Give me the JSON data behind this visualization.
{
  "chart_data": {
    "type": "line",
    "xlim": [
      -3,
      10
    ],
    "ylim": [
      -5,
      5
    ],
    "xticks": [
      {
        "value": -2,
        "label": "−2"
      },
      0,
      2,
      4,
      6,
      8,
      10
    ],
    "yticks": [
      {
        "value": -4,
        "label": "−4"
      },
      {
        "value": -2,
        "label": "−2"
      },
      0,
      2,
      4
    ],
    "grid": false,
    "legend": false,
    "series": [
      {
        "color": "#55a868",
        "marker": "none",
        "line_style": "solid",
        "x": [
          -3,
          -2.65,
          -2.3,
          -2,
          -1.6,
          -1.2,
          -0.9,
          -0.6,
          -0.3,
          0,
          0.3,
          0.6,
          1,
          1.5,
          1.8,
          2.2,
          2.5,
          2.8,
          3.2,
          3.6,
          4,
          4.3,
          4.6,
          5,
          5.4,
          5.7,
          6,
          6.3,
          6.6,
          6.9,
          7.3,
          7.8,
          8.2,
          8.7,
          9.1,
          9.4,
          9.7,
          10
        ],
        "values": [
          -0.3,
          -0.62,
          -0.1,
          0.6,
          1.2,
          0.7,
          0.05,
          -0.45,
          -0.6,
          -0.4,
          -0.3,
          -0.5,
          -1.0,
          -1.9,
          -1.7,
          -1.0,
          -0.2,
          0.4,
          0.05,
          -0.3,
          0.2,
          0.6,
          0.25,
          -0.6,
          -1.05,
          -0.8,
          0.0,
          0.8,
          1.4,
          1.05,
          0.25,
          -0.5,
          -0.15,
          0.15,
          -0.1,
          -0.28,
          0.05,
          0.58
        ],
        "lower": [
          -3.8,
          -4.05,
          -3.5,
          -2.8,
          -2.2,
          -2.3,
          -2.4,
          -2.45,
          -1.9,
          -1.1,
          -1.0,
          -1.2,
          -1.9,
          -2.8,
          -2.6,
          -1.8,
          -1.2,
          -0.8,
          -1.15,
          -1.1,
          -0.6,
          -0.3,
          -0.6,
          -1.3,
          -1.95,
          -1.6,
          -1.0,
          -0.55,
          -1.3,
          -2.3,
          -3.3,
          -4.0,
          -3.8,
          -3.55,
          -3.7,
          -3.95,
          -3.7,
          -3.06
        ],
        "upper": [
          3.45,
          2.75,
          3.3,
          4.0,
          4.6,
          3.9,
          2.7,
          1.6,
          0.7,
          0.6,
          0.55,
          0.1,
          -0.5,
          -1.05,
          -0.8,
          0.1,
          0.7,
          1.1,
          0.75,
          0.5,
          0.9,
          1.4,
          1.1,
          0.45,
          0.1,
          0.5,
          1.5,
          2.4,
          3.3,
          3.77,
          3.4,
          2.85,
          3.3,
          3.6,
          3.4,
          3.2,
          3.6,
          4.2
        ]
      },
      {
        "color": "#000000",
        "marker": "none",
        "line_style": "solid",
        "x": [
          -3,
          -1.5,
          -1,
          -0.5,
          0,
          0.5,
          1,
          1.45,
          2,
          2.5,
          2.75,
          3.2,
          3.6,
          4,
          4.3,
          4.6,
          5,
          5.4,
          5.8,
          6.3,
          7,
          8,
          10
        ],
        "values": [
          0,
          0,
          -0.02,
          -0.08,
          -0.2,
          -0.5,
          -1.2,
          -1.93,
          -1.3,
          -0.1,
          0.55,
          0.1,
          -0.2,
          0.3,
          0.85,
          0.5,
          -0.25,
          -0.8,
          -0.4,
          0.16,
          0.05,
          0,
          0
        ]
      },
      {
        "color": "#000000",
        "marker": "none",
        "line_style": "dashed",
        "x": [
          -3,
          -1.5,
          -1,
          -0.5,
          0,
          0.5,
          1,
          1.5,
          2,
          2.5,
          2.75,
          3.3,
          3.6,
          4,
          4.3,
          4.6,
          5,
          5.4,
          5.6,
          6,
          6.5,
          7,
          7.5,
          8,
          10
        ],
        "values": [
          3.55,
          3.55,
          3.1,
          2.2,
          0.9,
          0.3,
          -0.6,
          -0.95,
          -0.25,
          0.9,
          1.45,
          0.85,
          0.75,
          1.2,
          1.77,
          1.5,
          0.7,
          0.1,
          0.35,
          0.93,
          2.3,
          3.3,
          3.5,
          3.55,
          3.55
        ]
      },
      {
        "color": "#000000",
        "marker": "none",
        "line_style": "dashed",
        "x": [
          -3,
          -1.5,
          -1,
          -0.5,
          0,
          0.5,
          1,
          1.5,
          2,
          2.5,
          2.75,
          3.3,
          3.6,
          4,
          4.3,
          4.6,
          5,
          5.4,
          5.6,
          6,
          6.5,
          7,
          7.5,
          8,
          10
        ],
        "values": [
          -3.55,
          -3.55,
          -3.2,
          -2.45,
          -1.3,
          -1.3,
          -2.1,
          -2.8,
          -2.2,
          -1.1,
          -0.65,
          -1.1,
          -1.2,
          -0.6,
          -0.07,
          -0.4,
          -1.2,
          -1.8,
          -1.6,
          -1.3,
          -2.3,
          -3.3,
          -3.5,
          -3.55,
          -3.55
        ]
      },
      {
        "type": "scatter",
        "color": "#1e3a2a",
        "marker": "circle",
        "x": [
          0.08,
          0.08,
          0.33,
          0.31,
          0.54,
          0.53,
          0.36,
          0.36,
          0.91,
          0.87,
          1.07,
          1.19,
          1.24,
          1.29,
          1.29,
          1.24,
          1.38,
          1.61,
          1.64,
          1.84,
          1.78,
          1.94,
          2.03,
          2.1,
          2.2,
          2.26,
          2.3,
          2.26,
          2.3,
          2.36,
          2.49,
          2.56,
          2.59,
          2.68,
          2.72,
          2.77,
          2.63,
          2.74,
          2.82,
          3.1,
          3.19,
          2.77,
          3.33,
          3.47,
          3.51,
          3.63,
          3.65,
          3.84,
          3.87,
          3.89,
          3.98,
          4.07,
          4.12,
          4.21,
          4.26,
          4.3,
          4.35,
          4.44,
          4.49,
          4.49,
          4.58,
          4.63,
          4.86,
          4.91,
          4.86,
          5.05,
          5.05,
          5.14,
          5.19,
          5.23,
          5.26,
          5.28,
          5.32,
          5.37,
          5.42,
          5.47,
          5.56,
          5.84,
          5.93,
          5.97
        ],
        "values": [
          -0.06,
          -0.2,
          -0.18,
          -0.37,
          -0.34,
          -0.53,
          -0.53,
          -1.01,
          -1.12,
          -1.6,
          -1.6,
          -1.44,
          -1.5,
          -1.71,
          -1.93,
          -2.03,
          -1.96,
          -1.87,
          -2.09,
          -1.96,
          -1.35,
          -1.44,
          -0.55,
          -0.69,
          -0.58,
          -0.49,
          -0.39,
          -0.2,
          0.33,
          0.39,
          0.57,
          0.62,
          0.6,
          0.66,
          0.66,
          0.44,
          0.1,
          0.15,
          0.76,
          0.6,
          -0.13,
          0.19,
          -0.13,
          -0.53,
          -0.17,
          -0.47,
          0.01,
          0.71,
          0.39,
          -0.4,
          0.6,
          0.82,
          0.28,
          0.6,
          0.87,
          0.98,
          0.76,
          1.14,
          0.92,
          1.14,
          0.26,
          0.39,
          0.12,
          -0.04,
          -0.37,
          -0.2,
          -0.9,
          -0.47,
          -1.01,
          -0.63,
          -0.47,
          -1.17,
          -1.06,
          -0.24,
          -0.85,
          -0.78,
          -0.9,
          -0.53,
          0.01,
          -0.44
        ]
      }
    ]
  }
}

☆ ☆ ☆ ☆ ☆ ☆ ☆

◆ OBJECTIVE:
Go through the listing and copy all of it exactly.

◆ TASK ANSWER:
Give me the JSON data behind this visualization.
{
  "chart_data": {
    "type": "line",
    "xlim": [
      -3,
      10
    ],
    "ylim": [
      -5,
      5
    ],
    "xticks": [
      {
        "value": -2,
        "label": "−2"
      },
      0,
      2,
      4,
      6,
      8,
      10
    ],
    "yticks": [
      {
        "value": -4,
        "label": "−4"
      },
      {
        "value": -2,
        "label": "−2"
      },
      0,
      2,
      4
    ],
    "grid": false,
    "legend": false,
    "series": [
      {
        "color": "#55a868",
        "marker": "none",
        "line_style": "solid",
        "x": [
          -3,
          -2.65,
          -2.3,
          -2,
          -1.6,
          -1.2,
          -0.9,
          -0.6,
          -0.3,
          0,
          0.3,
          0.6,
          1,
          1.5,
          1.8,
          2.2,
          2.5,
          2.8,
          3.2,
          3.6,
          4,
          4.3,
          4.6,
          5,
          5.4,
          5.7,
          6,
          6.3,
          6.6,
          6.9,
          7.3,
          7.8,
          8.2,
          8.7,
          9.1,
          9.4,
          9.7,
          10
        ],
        "values": [
          -0.3,
          -0.62,
          -0.1,
          0.6,
          1.2,
          0.7,
          0.05,
          -0.45,
          -0.6,
          -0.4,
          -0.3,
          -0.5,
          -1.0,
          -1.9,
          -1.7,
          -1.0,
          -0.2,
          0.4,
          0.05,
          -0.3,
          0.2,
          0.6,
          0.25,
          -0.6,
          -1.05,
          -0.8,
          0.0,
          0.8,
          1.4,
          1.05,
          0.25,
          -0.5,
          -0.15,
          0.15,
          -0.1,
          -0.28,
          0.05,
          0.58
        ],
        "lower": [
          -3.8,
          -4.05,
          -3.5,
          -2.8,
          -2.2,
          -2.3,
          -2.4,
          -2.45,
          -1.9,
          -1.1,
          -1.0,
          -1.2,
          -1.9,
          -2.8,
          -2.6,
          -1.8,
          -1.2,
          -0.8,
          -1.15,
          -1.1,
          -0.6,
          -0.3,
          -0.6,
          -1.3,
          -1.95,
          -1.6,
          -1.0,
          -0.55,
          -1.3,
          -2.3,
          -3.3,
          -4.0,
          -3.8,
          -3.55,
          -3.7,
          -3.95,
          -3.7,
          -3.06
        ],
        "upper": [
          3.45,
          2.75,
          3.3,
          4.0,
          4.6,
          3.9,
          2.7,
          1.6,
          0.7,
          0.6,
          0.55,
          0.1,
          -0.5,
          -1.05,
          -0.8,
          0.1,
          0.7,
          1.1,
          0.75,
          0.5,
          0.9,
          1.4,
          1.1,
          0.45,
          0.1,
          0.5,
          1.5,
          2.4,
          3.3,
          3.77,
          3.4,
          2.85,
          3.3,
          3.6,
          3.4,
          3.2,
          3.6,
          4.2
        ]
      },
      {
        "color": "#000000",
        "marker": "none",
        "line_style": "solid",
        "x": [
          -3,
          -1.5,
          -1,
          -0.5,
          0,
          0.5,
          1,
          1.45,
          2,
          2.5,
          2.75,
          3.2,
          3.6,
          4,
          4.3,
          4.6,
          5,
          5.4,
          5.8,
          6.3,
          7,
          8,
          10
        ],
        "values": [
          0,
          0,
          -0.02,
          -0.08,
          -0.2,
          -0.5,
          -1.2,
          -1.93,
          -1.3,
          -0.1,
          0.55,
          0.1,
          -0.2,
          0.3,
          0.85,
          0.5,
          -0.25,
          -0.8,
          -0.4,
          0.16,
          0.05,
          0,
          0
        ]
      },
      {
        "color": "#000000",
        "marker": "none",
        "line_style": "dashed",
        "x": [
          -3,
          -1.5,
          -1,
          -0.5,
          0,
          0.5,
          1,
          1.5,
          2,
          2.5,
          2.75,
          3.3,
          3.6,
          4,
          4.3,
          4.6,
          5,
          5.4,
          5.6,
          6,
          6.5,
          7,
          7.5,
          8,
          10
        ],
        "values": [
          3.55,
          3.55,
          3.1,
          2.2,
          0.9,
          0.3,
          -0.6,
          -0.95,
          -0.25,
          0.9,
          1.45,
          0.85,
          0.75,
          1.2,
          1.77,
          1.5,
          0.7,
          0.1,
          0.35,
          0.93,
          2.3,
          3.3,
          3.5,
          3.55,
          3.55
        ]
      },
      {
        "color": "#000000",
        "marker": "none",
        "line_style": "dashed",
        "x": [
          -3,
          -1.5,
          -1,
          -0.5,
          0,
          0.5,
          1,
          1.5,
          2,
          2.5,
          2.75,
          3.3,
          3.6,
          4,
          4.3,
          4.6,
          5,
          5.4,
          5.6,
          6,
          6.5,
          7,
          7.5,
          8,
          10
        ],
        "values": [
          -3.55,
          -3.55,
          -3.2,
          -2.45,
          -1.3,
          -1.3,
          -2.1,
          -2.8,
          -2.2,
          -1.1,
          -0.65,
          -1.1,
          -1.2,
          -0.6,
          -0.07,
          -0.4,
          -1.2,
          -1.8,
          -1.6,
          -1.3,
          -2.3,
          -3.3,
          -3.5,
          -3.55,
          -3.55
        ]
      },
      {
        "type": "scatter",
        "color": "#1e3a2a",
        "marker": "circle",
        "x": [
          0.08,
          0.08,
          0.33,
          0.31,
          0.54,
          0.53,
          0.36,
          0.36,
          0.91,
          0.87,
          1.07,
          1.19,
          1.24,
          1.29,
          1.29,
          1.24,
          1.38,
          1.61,
          1.64,
          1.84,
          1.78,
          1.94,
          2.03,
          2.1,
          2.2,
          2.26,
          2.3,
          2.26,
          2.3,
          2.36,
          2.49,
          2.56,
          2.59,
          2.68,
          2.72,
          2.77,
          2.63,
          2.74,
          2.82,
          3.1,
          3.19,
          2.77,
          3.33,
          3.47,
          3.51,
          3.63,
          3.65,
          3.84,
          3.87,
          3.89,
          3.98,
          4.07,
          4.12,
          4.21,
          4.26,
          4.3,
          4.35,
          4.44,
          4.49,
          4.49,
          4.58,
          4.63,
          4.86,
          4.91,
          4.86,
          5.05,
          5.05,
          5.14,
          5.19,
          5.23,
          5.26,
          5.28,
          5.32,
          5.37,
          5.42,
          5.47,
          5.56,
          5.84,
          5.93,
          5.97
        ],
        "values": [
          -0.06,
          -0.2,
          -0.18,
          -0.37,
          -0.34,
          -0.53,
          -0.53,
          -1.01,
          -1.12,
          -1.6,
          -1.6,
          -1.44,
          -1.5,
          -1.71,
          -1.93,
          -2.03,
          -1.96,
          -1.87,
          -2.09,
          -1.96,
          -1.35,
          -1.44,
          -0.55,
          -0.69,
          -0.58,
          -0.49,
          -0.39,
          -0.2,
          0.33,
          0.39,
          0.57,
          0.62,
          0.6,
          0.66,
          0.66,
          0.44,
          0.1,
          0.15,
          0.76,
          0.6,
          -0.13,
          0.19,
          -0.13,
          -0.53,
          -0.17,
          -0.47,
          0.01,
          0.71,
          0.39,
          -0.4,
          0.6,
          0.82,
          0.28,
          0.6,
          0.87,
          0.98,
          0.76,
          1.14,
          0.92,
          1.14,
          0.26,
          0.39,
          0.12,
          -0.04,
          -0.37,
          -0.2,
          -0.9,
          -0.47,
          -1.01,
          -0.63,
          -0.47,
          -1.17,
          -1.06,
          -0.24,
          -0.85,
          -0.78,
          -0.9,
          -0.53,
          0.01,
          -0.44
        ]
      }
    ]
  }
}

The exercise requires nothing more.